| What is required |
Reproduce the lines of the material exactly, excluding every image.

----

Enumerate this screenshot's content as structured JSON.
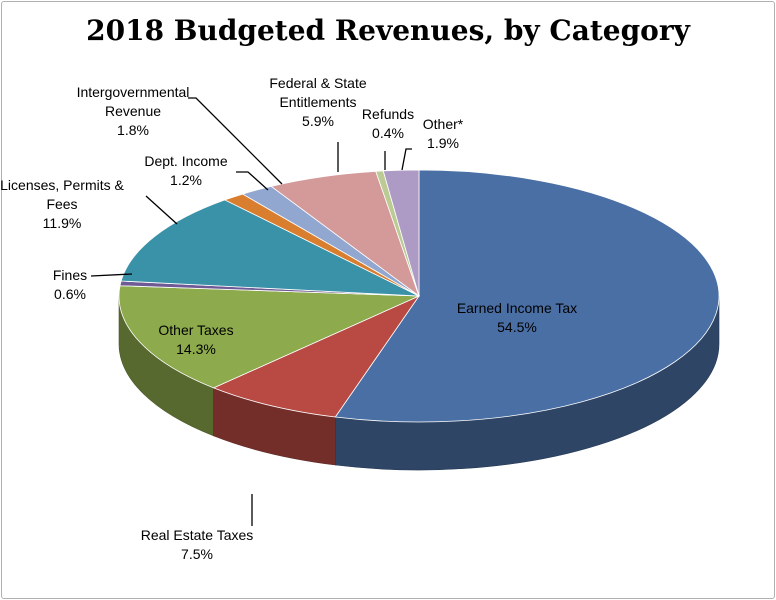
{
  "chart_data": {
    "type": "pie",
    "title": "2018 Budgeted Revenues, by Category",
    "slices": [
      {
        "label": [
          "Earned Income Tax"
        ],
        "value_text": "54.5%",
        "value": 54.5,
        "color": "#4A6FA5"
      },
      {
        "label": [
          "Real Estate Taxes"
        ],
        "value_text": "7.5%",
        "value": 7.5,
        "color": "#B94A43"
      },
      {
        "label": [
          "Other Taxes"
        ],
        "value_text": "14.3%",
        "value": 14.3,
        "color": "#8DAA4C"
      },
      {
        "label": [
          "Fines"
        ],
        "value_text": "0.6%",
        "value": 0.6,
        "color": "#6E5A95"
      },
      {
        "label": [
          "Licenses, Permits &",
          "Fees"
        ],
        "value_text": "11.9%",
        "value": 11.9,
        "color": "#3A92A8"
      },
      {
        "label": [
          "Dept. Income"
        ],
        "value_text": "1.2%",
        "value": 1.2,
        "color": "#D97E2E"
      },
      {
        "label": [
          "Intergovernmental",
          "Revenue"
        ],
        "value_text": "1.8%",
        "value": 1.8,
        "color": "#91A7D0"
      },
      {
        "label": [
          "Federal & State",
          "Entitlements"
        ],
        "value_text": "5.9%",
        "value": 5.9,
        "color": "#D49A9A"
      },
      {
        "label": [
          "Refunds"
        ],
        "value_text": "0.4%",
        "value": 0.4,
        "color": "#BCCB94"
      },
      {
        "label": [
          "Other*"
        ],
        "value_text": "1.9%",
        "value": 1.9,
        "color": "#AD9BC6"
      }
    ]
  }
}
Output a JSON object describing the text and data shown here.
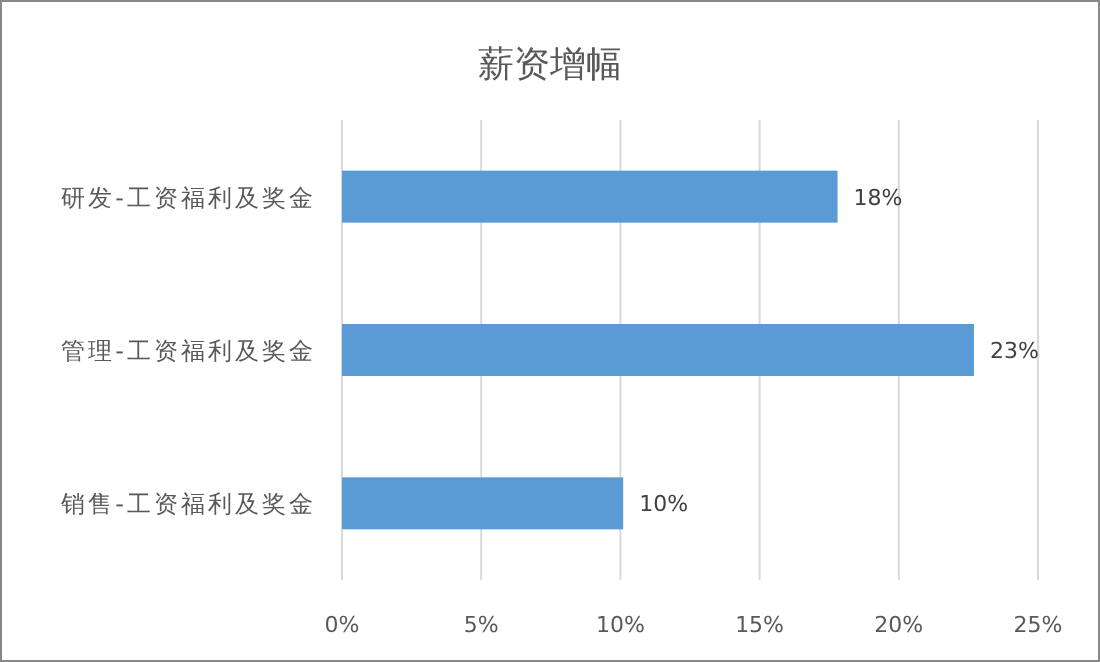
{
  "chart_data": {
    "type": "bar",
    "orientation": "horizontal",
    "title": "薪资增幅",
    "categories": [
      "研发-工资福利及奖金",
      "管理-工资福利及奖金",
      "销售-工资福利及奖金"
    ],
    "values": [
      17.8,
      22.7,
      10.1
    ],
    "value_labels": [
      "18%",
      "23%",
      "10%"
    ],
    "color": "#5b9bd5",
    "xlim": [
      0,
      25
    ],
    "xticks": [
      {
        "value": 0,
        "label": "0%"
      },
      {
        "value": 5,
        "label": "5%"
      },
      {
        "value": 10,
        "label": "10%"
      },
      {
        "value": 15,
        "label": "15%"
      },
      {
        "value": 20,
        "label": "20%"
      },
      {
        "value": 25,
        "label": "25%"
      }
    ],
    "grid": "x"
  }
}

----

| Solution for this exercise |
Enumerate this screenshot's content as structured JSON.
{
  "chart_data": {
    "type": "pie",
    "title": "2018 Budgeted Revenues, by Category",
    "slices": [
      {
        "label": [
          "Earned Income Tax"
        ],
        "value_text": "54.5%",
        "value": 54.5,
        "color": "#4A6FA5"
      },
      {
        "label": [
          "Real Estate Taxes"
        ],
        "value_text": "7.5%",
        "value": 7.5,
        "color": "#B94A43"
      },
      {
        "label": [
          "Other Taxes"
        ],
        "value_text": "14.3%",
        "value": 14.3,
        "color": "#8DAA4C"
      },
      {
        "label": [
          "Fines"
        ],
        "value_text": "0.6%",
        "value": 0.6,
        "color": "#6E5A95"
      },
      {
        "label": [
          "Licenses, Permits &",
          "Fees"
        ],
        "value_text": "11.9%",
        "value": 11.9,
        "color": "#3A92A8"
      },
      {
        "label": [
          "Dept. Income"
        ],
        "value_text": "1.2%",
        "value": 1.2,
        "color": "#D97E2E"
      },
      {
        "label": [
          "Intergovernmental",
          "Revenue"
        ],
        "value_text": "1.8%",
        "value": 1.8,
        "color": "#91A7D0"
      },
      {
        "label": [
          "Federal & State",
          "Entitlements"
        ],
        "value_text": "5.9%",
        "value": 5.9,
        "color": "#D49A9A"
      },
      {
        "label": [
          "Refunds"
        ],
        "value_text": "0.4%",
        "value": 0.4,
        "color": "#BCCB94"
      },
      {
        "label": [
          "Other*"
        ],
        "value_text": "1.9%",
        "value": 1.9,
        "color": "#AD9BC6"
      }
    ]
  }
}
Output a JSON object describing the text and data shown here.
{
  "chart_data": {
    "type": "bar",
    "orientation": "horizontal",
    "title": "薪资增幅",
    "categories": [
      "研发-工资福利及奖金",
      "管理-工资福利及奖金",
      "销售-工资福利及奖金"
    ],
    "values": [
      17.8,
      22.7,
      10.1
    ],
    "value_labels": [
      "18%",
      "23%",
      "10%"
    ],
    "color": "#5b9bd5",
    "xlim": [
      0,
      25
    ],
    "xticks": [
      {
        "value": 0,
        "label": "0%"
      },
      {
        "value": 5,
        "label": "5%"
      },
      {
        "value": 10,
        "label": "10%"
      },
      {
        "value": 15,
        "label": "15%"
      },
      {
        "value": 20,
        "label": "20%"
      },
      {
        "value": 25,
        "label": "25%"
      }
    ],
    "grid": "x"
  }
}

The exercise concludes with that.